[Estratto del testo]:
- - - - - - -

Intervista a Stefano Bollani, L’eclettico jazzista amato da critica e pubblico

VERUCCHIO - Notizie spettacoli - mer 15 lug 2009
di Marta Ileana Tomasicchio

In concerto il 15 luglio per la XXV edizione del Festival

A Verucchio un magnifico improvvisatore

Il Verucchio Festival dà i numeri: 25 anni di età, 5 anni di direzione artistica di Ludovico Einaudi, 12 concerti per 6 serate. E ora parliamo di qualità. Un ottimo cartellone dal 15 al 25 luglio in cui spiccano, tra le altre, le presenze di Emiliana Torrini, ricercata cantautrice islandese e di una folta schiera di pianisti come Hauschka, Gonzales, Brad Mehldau, lo stesso Einaudi, con capofila Stefano Bollani. Dal Canada, Stefano si rende disponibile per parlare del suo prossimo concerto del 15 luglio e dei suoi progetti, presenti e futuri.

Che concerto proporrai al Verucchio Festival?

“Facile! Non lo so. Quando suono da solo non preparo mai una scaletta e decido sul momento. Mi lascio ispirare dal luogo, dal pubblico, dalla posizione del pianoforte, da quello che ho mangiato, da come ho dormito prima, se ho bevuto... pesco in tanti repertori e il 90% del concerto è improvvisato”.

Quindi non hai in mente cos’è il festival e il luogo. Vuoi che ti dica qualcosa?

“No! Me lo chiedono spesso ‘Puoi fare un concerto speciale per questo luogo?’ e provano a descrivermi la situazione. Così non riesco. Mi lascio ispirare, invece, quando sono sul posto. Se fosse per me non farei neanche il sound check, in modo da arrivare e scoprire in che contesto è collocato il pianoforte. Così mi diverto di più”.

In questo momento sei in Canada per concerti. Il tuo calendario al ritorno?

“In luglio suonerò tantissimo. Tre concerti in duo con Chick Corea e poi con i musicisti brasiliani del disco ‘Carioca’ ho altri quindici giorni di concerti”.

Progetti imminenti?

“Sì, è già pronto un disco che esce in settembre, in trio con due musicisti danesi. Da novembre avremo un tour in Italia abbastanza lungo. Inoltre riprenderò un programma su Radio Tre (‘Dottor Djembe’ NdR) con David Riondino, da Natale.”

E la tua recente esperienza in pubblicità…

“Ebbene sì! L’idea mi ricordava i Caroselli di una volta a cui sono affezionato, con i grandi dello spettacolo italiano, da Calindri a Manfredi ma anche musicisti storici, da Daniele Luttazzi fino a Franco Cerri e Nicola Arigliano, gente che faceva jazz. L’ ‘uomo in ammollo’ te lo ricordi?”

Certo, infatti la domanda è: per vent’anni farai pubblicità come Cerri?

“No, non credo! Ma l’idea surreale di questo spot – mai tanto come quella dell’ ‘uomo in ammollo’ - con il mio pianoforte, Vergassola ed altri ospiti: mi è sembrata carina tanto da voler provare l’esperienza.”

- - - - - - -

[Dati da analizzare]:

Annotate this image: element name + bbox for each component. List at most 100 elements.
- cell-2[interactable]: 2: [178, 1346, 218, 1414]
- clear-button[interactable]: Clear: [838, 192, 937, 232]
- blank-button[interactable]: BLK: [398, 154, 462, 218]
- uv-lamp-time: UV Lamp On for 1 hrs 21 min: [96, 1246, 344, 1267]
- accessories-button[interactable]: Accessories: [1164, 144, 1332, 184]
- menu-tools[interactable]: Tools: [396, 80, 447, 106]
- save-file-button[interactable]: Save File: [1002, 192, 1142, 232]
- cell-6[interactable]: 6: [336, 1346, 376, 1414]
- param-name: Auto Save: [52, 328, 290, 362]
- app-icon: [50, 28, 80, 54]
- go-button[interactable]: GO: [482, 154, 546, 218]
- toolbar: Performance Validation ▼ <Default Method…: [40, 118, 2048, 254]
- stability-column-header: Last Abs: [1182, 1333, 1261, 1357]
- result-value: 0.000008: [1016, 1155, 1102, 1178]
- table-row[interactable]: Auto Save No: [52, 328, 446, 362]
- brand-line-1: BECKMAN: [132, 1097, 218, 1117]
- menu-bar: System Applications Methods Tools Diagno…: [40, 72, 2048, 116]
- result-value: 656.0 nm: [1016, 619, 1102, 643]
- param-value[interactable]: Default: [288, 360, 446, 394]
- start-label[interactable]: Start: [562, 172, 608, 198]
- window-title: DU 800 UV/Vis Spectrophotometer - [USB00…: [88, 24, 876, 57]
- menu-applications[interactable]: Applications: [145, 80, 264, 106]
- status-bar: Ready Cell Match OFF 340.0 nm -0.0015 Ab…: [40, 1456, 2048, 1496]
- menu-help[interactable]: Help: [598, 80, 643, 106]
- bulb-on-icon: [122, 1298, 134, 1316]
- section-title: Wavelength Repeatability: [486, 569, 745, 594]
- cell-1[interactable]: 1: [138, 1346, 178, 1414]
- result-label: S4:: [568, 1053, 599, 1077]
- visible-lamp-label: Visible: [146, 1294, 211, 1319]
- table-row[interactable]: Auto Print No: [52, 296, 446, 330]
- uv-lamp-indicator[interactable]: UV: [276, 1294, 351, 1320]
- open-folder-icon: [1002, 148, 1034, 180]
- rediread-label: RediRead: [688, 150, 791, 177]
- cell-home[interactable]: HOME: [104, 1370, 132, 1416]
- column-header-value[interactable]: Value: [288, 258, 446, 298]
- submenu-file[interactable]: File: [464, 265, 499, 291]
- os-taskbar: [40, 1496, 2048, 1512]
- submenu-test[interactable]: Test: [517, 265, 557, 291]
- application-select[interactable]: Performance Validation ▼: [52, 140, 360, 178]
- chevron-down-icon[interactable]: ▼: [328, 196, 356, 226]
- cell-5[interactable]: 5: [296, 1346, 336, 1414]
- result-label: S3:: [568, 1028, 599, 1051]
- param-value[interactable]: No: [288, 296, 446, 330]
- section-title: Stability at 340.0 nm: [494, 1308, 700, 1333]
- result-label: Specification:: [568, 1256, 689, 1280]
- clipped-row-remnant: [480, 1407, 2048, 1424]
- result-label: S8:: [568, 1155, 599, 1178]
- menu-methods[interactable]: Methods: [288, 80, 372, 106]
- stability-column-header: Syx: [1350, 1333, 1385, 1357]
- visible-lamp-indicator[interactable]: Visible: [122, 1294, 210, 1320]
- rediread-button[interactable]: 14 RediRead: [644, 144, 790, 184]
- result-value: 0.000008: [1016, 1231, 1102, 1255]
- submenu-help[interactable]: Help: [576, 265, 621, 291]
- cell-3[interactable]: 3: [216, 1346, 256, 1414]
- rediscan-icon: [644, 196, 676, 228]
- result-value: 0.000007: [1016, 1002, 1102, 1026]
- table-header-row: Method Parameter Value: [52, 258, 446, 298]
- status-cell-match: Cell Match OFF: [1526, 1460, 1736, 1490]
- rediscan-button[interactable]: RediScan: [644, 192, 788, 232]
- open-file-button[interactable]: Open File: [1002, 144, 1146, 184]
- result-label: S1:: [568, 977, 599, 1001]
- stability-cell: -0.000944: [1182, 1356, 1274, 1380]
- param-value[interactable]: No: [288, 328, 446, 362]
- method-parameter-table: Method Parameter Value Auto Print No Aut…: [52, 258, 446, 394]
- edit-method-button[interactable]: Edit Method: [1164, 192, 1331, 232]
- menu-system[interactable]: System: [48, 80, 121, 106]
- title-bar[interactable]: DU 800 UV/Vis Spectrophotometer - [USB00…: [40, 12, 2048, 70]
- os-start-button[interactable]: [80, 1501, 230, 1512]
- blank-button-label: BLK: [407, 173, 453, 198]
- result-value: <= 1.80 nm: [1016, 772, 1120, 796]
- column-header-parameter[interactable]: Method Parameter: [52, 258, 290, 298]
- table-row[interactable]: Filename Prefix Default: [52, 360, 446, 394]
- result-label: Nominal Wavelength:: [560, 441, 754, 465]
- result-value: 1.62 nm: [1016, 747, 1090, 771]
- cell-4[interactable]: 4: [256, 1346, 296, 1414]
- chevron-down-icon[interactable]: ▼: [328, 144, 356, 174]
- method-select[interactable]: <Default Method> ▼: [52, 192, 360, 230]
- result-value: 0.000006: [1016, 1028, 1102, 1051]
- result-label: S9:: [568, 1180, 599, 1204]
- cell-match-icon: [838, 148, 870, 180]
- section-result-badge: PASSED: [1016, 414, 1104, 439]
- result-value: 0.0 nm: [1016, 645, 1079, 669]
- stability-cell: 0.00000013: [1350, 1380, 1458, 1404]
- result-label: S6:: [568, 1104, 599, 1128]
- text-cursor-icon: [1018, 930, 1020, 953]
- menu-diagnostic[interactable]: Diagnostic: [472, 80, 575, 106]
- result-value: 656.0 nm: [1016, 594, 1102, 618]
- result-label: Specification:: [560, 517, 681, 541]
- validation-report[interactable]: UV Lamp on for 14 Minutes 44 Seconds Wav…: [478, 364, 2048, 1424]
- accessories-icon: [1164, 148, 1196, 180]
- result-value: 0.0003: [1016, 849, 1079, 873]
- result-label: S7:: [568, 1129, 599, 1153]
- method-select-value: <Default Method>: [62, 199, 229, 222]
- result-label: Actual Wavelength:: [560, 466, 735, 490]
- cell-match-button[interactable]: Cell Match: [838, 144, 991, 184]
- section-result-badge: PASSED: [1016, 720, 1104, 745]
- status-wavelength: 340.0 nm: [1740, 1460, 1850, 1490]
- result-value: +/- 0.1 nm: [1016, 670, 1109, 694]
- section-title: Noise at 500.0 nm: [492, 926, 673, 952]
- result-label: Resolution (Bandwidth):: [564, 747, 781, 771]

- - - - - - -

[Consegna 1]:
Traduci in inglese questa frase tratta dall'intervista a Stefano Bollani: "Quando suono da solo non preparo mai una scaletta e decido sul momento."
[Consegna 2]:
Secondo l'intervista a Stefano Bollani, con chi suonerà Bollani tre concerti in duo nel mese di luglio?
[Consegna 3]:
Ricopia dall'intervista a Stefano Bollani tutto ciò che va da "Il Verucchio Festival" giù fino a "al Verucchio Festival?".

[Spazio risposta 1]:
When I play solo I never prepare a set list and I decide on the spot.

[Spazio risposta 2]:
Con Chick Corea.

[Spazio risposta 3]:
Il Verucchio Festival dà i numeri: 25 anni di età, 5 anni di direzione artistica di Ludovico Einaudi, 12 concerti per 6 serate. E ora parliamo di qualità. Un ottimo cartellone dal 15 al 25 luglio in cui spiccano, tra le altre, le presenze di Emiliana Torrini, ricercata cantautrice islandese e di una folta schiera di pianisti come Hauschka, Gonzales, Brad Mehldau, lo stesso Einaudi, con capofila Stefano Bollani. Dal Canada, Stefano si rende disponibile per parlare del suo prossimo concerto del 15 luglio e dei suoi progetti, presenti e futuri.

Che concerto proporrai al Verucchio Festival?